* Exercise objective *
Find the lines containing the word "Succumb" and copy every one of them.

* Data excerpts *
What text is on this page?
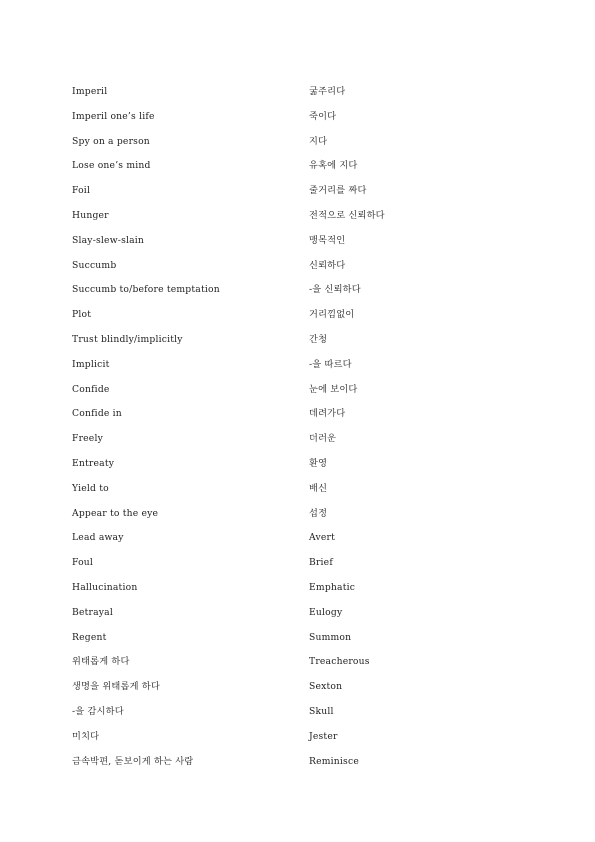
Imperil	굶주리다
Imperil one’s life	죽이다
Spy on a person	지다
Lose one’s mind	유혹에 지다
Foil	줄거리를 짜다
Hunger	전적으로 신뢰하다
Slay-slew-slain	맹목적인
Succumb	신뢰하다
Succumb to/before temptation	-을 신뢰하다
Plot	거리낌없이
Trust blindly/implicitly	간청
Implicit	-을 따르다
Confide	눈에 보이다
Confide in	데려가다
Freely	더러운
Entreaty	환영
Yield to	배신
Appear to the eye	섭정
Lead away	Avert
Foul	Brief
Hallucination	Emphatic
Betrayal	Eulogy
Regent	Summon
위태롭게 하다	Treacherous
생명을 위태롭게 하다	Sexton
-을 감시하다	Skull
미치다	Jester
금속박편, 돋보이게 하는 사람	Reminisce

* Problem solution *
Succumb	신뢰하다
Succumb to/before temptation	-을 신뢰하다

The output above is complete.